- Task description -
Below is a set of records. Repeat all of them exactly.

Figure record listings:
━━━━━━━━━━━━━━━━

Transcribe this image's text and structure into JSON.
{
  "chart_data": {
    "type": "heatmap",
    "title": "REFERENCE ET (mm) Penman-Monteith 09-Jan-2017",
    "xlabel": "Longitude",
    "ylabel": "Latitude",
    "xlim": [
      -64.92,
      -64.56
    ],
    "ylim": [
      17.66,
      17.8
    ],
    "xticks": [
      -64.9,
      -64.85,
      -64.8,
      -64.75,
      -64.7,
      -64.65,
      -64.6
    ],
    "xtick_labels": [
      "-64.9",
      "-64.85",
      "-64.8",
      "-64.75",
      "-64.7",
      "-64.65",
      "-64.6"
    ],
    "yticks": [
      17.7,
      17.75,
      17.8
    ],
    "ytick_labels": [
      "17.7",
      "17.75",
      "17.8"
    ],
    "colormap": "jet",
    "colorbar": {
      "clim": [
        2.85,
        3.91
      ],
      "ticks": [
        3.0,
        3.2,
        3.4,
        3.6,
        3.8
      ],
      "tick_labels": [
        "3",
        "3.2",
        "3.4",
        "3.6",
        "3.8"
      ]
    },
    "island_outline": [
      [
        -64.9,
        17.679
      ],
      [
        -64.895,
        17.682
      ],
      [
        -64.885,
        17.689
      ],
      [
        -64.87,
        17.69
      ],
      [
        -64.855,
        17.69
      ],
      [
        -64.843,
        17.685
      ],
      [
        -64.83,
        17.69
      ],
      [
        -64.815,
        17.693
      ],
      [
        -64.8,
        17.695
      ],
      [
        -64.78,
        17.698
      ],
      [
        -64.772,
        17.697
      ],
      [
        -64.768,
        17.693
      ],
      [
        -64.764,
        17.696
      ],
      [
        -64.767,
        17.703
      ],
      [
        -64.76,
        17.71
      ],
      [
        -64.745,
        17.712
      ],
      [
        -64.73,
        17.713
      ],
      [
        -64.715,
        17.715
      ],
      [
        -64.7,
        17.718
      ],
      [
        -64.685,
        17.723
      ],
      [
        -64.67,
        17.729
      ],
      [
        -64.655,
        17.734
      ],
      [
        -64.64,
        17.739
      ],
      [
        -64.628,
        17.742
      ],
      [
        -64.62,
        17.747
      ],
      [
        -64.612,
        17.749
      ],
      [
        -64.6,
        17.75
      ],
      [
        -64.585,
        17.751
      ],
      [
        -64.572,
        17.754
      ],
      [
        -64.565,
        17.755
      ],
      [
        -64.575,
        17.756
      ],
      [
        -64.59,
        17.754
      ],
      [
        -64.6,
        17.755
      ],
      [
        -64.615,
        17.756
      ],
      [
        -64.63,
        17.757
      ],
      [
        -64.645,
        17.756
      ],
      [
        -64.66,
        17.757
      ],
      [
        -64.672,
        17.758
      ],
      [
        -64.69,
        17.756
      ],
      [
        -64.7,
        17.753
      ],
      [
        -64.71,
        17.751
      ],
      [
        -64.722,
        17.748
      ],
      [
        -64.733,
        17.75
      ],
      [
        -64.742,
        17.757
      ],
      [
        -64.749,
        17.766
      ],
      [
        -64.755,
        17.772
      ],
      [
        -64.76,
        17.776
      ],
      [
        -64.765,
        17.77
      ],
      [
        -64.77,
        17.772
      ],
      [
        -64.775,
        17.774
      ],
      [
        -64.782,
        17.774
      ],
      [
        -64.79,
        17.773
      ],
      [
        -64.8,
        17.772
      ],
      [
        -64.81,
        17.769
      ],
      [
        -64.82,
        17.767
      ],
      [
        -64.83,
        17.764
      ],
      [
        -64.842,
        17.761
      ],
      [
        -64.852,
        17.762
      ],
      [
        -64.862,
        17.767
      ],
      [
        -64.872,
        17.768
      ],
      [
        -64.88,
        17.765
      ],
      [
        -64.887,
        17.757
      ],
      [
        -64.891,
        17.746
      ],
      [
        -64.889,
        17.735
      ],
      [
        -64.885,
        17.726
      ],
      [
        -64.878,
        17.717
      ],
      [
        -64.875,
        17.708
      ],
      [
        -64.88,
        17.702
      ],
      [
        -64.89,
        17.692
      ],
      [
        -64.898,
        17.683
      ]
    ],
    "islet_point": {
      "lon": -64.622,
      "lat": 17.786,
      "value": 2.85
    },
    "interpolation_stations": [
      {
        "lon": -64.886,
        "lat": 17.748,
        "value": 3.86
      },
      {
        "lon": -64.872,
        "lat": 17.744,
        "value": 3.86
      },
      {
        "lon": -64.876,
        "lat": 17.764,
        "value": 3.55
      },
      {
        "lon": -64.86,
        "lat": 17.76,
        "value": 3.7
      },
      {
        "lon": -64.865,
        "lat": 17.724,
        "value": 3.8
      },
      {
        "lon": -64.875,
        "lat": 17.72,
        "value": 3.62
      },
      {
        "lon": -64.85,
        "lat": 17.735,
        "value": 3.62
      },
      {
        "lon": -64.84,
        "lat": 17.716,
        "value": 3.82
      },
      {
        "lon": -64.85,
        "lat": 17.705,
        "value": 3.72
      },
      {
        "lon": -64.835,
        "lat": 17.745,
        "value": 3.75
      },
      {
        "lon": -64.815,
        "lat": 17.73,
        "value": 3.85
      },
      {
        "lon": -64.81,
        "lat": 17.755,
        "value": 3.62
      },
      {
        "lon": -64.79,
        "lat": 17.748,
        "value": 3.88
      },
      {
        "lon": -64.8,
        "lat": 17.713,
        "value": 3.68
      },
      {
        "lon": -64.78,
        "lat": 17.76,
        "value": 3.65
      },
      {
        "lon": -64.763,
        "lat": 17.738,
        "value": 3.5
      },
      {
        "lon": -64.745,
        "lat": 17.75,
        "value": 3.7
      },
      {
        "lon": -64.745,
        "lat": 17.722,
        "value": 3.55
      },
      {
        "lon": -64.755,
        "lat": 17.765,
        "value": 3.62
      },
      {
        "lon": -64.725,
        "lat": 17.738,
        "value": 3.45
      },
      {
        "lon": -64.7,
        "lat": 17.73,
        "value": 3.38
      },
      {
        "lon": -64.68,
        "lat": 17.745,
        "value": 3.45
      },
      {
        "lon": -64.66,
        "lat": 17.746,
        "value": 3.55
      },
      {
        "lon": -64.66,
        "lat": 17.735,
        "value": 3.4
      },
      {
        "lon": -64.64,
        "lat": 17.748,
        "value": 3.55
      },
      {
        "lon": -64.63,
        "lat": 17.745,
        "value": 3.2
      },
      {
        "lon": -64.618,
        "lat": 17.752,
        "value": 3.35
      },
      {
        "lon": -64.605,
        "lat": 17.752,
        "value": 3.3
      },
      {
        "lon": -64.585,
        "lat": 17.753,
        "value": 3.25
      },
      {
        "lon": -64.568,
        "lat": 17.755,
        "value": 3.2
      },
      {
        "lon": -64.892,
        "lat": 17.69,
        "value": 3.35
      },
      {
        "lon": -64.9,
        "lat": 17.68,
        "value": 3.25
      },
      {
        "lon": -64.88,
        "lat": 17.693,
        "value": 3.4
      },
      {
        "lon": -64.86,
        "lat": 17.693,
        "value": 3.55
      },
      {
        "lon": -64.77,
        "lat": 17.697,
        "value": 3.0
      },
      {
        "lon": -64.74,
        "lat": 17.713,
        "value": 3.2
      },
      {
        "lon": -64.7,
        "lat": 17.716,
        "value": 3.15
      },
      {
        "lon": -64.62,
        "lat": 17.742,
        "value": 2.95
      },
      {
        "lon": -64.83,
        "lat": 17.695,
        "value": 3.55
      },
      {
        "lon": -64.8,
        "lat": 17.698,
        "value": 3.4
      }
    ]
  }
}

━━━━━━━━━━━━━━━━

- Response for this exercise -
Transcribe this image's text and structure into JSON.
{
  "chart_data": {
    "type": "heatmap",
    "title": "REFERENCE ET (mm) Penman-Monteith 09-Jan-2017",
    "xlabel": "Longitude",
    "ylabel": "Latitude",
    "xlim": [
      -64.92,
      -64.56
    ],
    "ylim": [
      17.66,
      17.8
    ],
    "xticks": [
      -64.9,
      -64.85,
      -64.8,
      -64.75,
      -64.7,
      -64.65,
      -64.6
    ],
    "xtick_labels": [
      "-64.9",
      "-64.85",
      "-64.8",
      "-64.75",
      "-64.7",
      "-64.65",
      "-64.6"
    ],
    "yticks": [
      17.7,
      17.75,
      17.8
    ],
    "ytick_labels": [
      "17.7",
      "17.75",
      "17.8"
    ],
    "colormap": "jet",
    "colorbar": {
      "clim": [
        2.85,
        3.91
      ],
      "ticks": [
        3.0,
        3.2,
        3.4,
        3.6,
        3.8
      ],
      "tick_labels": [
        "3",
        "3.2",
        "3.4",
        "3.6",
        "3.8"
      ]
    },
    "island_outline": [
      [
        -64.9,
        17.679
      ],
      [
        -64.895,
        17.682
      ],
      [
        -64.885,
        17.689
      ],
      [
        -64.87,
        17.69
      ],
      [
        -64.855,
        17.69
      ],
      [
        -64.843,
        17.685
      ],
      [
        -64.83,
        17.69
      ],
      [
        -64.815,
        17.693
      ],
      [
        -64.8,
        17.695
      ],
      [
        -64.78,
        17.698
      ],
      [
        -64.772,
        17.697
      ],
      [
        -64.768,
        17.693
      ],
      [
        -64.764,
        17.696
      ],
      [
        -64.767,
        17.703
      ],
      [
        -64.76,
        17.71
      ],
      [
        -64.745,
        17.712
      ],
      [
        -64.73,
        17.713
      ],
      [
        -64.715,
        17.715
      ],
      [
        -64.7,
        17.718
      ],
      [
        -64.685,
        17.723
      ],
      [
        -64.67,
        17.729
      ],
      [
        -64.655,
        17.734
      ],
      [
        -64.64,
        17.739
      ],
      [
        -64.628,
        17.742
      ],
      [
        -64.62,
        17.747
      ],
      [
        -64.612,
        17.749
      ],
      [
        -64.6,
        17.75
      ],
      [
        -64.585,
        17.751
      ],
      [
        -64.572,
        17.754
      ],
      [
        -64.565,
        17.755
      ],
      [
        -64.575,
        17.756
      ],
      [
        -64.59,
        17.754
      ],
      [
        -64.6,
        17.755
      ],
      [
        -64.615,
        17.756
      ],
      [
        -64.63,
        17.757
      ],
      [
        -64.645,
        17.756
      ],
      [
        -64.66,
        17.757
      ],
      [
        -64.672,
        17.758
      ],
      [
        -64.69,
        17.756
      ],
      [
        -64.7,
        17.753
      ],
      [
        -64.71,
        17.751
      ],
      [
        -64.722,
        17.748
      ],
      [
        -64.733,
        17.75
      ],
      [
        -64.742,
        17.757
      ],
      [
        -64.749,
        17.766
      ],
      [
        -64.755,
        17.772
      ],
      [
        -64.76,
        17.776
      ],
      [
        -64.765,
        17.77
      ],
      [
        -64.77,
        17.772
      ],
      [
        -64.775,
        17.774
      ],
      [
        -64.782,
        17.774
      ],
      [
        -64.79,
        17.773
      ],
      [
        -64.8,
        17.772
      ],
      [
        -64.81,
        17.769
      ],
      [
        -64.82,
        17.767
      ],
      [
        -64.83,
        17.764
      ],
      [
        -64.842,
        17.761
      ],
      [
        -64.852,
        17.762
      ],
      [
        -64.862,
        17.767
      ],
      [
        -64.872,
        17.768
      ],
      [
        -64.88,
        17.765
      ],
      [
        -64.887,
        17.757
      ],
      [
        -64.891,
        17.746
      ],
      [
        -64.889,
        17.735
      ],
      [
        -64.885,
        17.726
      ],
      [
        -64.878,
        17.717
      ],
      [
        -64.875,
        17.708
      ],
      [
        -64.88,
        17.702
      ],
      [
        -64.89,
        17.692
      ],
      [
        -64.898,
        17.683
      ]
    ],
    "islet_point": {
      "lon": -64.622,
      "lat": 17.786,
      "value": 2.85
    },
    "interpolation_stations": [
      {
        "lon": -64.886,
        "lat": 17.748,
        "value": 3.86
      },
      {
        "lon": -64.872,
        "lat": 17.744,
        "value": 3.86
      },
      {
        "lon": -64.876,
        "lat": 17.764,
        "value": 3.55
      },
      {
        "lon": -64.86,
        "lat": 17.76,
        "value": 3.7
      },
      {
        "lon": -64.865,
        "lat": 17.724,
        "value": 3.8
      },
      {
        "lon": -64.875,
        "lat": 17.72,
        "value": 3.62
      },
      {
        "lon": -64.85,
        "lat": 17.735,
        "value": 3.62
      },
      {
        "lon": -64.84,
        "lat": 17.716,
        "value": 3.82
      },
      {
        "lon": -64.85,
        "lat": 17.705,
        "value": 3.72
      },
      {
        "lon": -64.835,
        "lat": 17.745,
        "value": 3.75
      },
      {
        "lon": -64.815,
        "lat": 17.73,
        "value": 3.85
      },
      {
        "lon": -64.81,
        "lat": 17.755,
        "value": 3.62
      },
      {
        "lon": -64.79,
        "lat": 17.748,
        "value": 3.88
      },
      {
        "lon": -64.8,
        "lat": 17.713,
        "value": 3.68
      },
      {
        "lon": -64.78,
        "lat": 17.76,
        "value": 3.65
      },
      {
        "lon": -64.763,
        "lat": 17.738,
        "value": 3.5
      },
      {
        "lon": -64.745,
        "lat": 17.75,
        "value": 3.7
      },
      {
        "lon": -64.745,
        "lat": 17.722,
        "value": 3.55
      },
      {
        "lon": -64.755,
        "lat": 17.765,
        "value": 3.62
      },
      {
        "lon": -64.725,
        "lat": 17.738,
        "value": 3.45
      },
      {
        "lon": -64.7,
        "lat": 17.73,
        "value": 3.38
      },
      {
        "lon": -64.68,
        "lat": 17.745,
        "value": 3.45
      },
      {
        "lon": -64.66,
        "lat": 17.746,
        "value": 3.55
      },
      {
        "lon": -64.66,
        "lat": 17.735,
        "value": 3.4
      },
      {
        "lon": -64.64,
        "lat": 17.748,
        "value": 3.55
      },
      {
        "lon": -64.63,
        "lat": 17.745,
        "value": 3.2
      },
      {
        "lon": -64.618,
        "lat": 17.752,
        "value": 3.35
      },
      {
        "lon": -64.605,
        "lat": 17.752,
        "value": 3.3
      },
      {
        "lon": -64.585,
        "lat": 17.753,
        "value": 3.25
      },
      {
        "lon": -64.568,
        "lat": 17.755,
        "value": 3.2
      },
      {
        "lon": -64.892,
        "lat": 17.69,
        "value": 3.35
      },
      {
        "lon": -64.9,
        "lat": 17.68,
        "value": 3.25
      },
      {
        "lon": -64.88,
        "lat": 17.693,
        "value": 3.4
      },
      {
        "lon": -64.86,
        "lat": 17.693,
        "value": 3.55
      },
      {
        "lon": -64.77,
        "lat": 17.697,
        "value": 3.0
      },
      {
        "lon": -64.74,
        "lat": 17.713,
        "value": 3.2
      },
      {
        "lon": -64.7,
        "lat": 17.716,
        "value": 3.15
      },
      {
        "lon": -64.62,
        "lat": 17.742,
        "value": 2.95
      },
      {
        "lon": -64.83,
        "lat": 17.695,
        "value": 3.55
      },
      {
        "lon": -64.8,
        "lat": 17.698,
        "value": 3.4
      }
    ]
  }
}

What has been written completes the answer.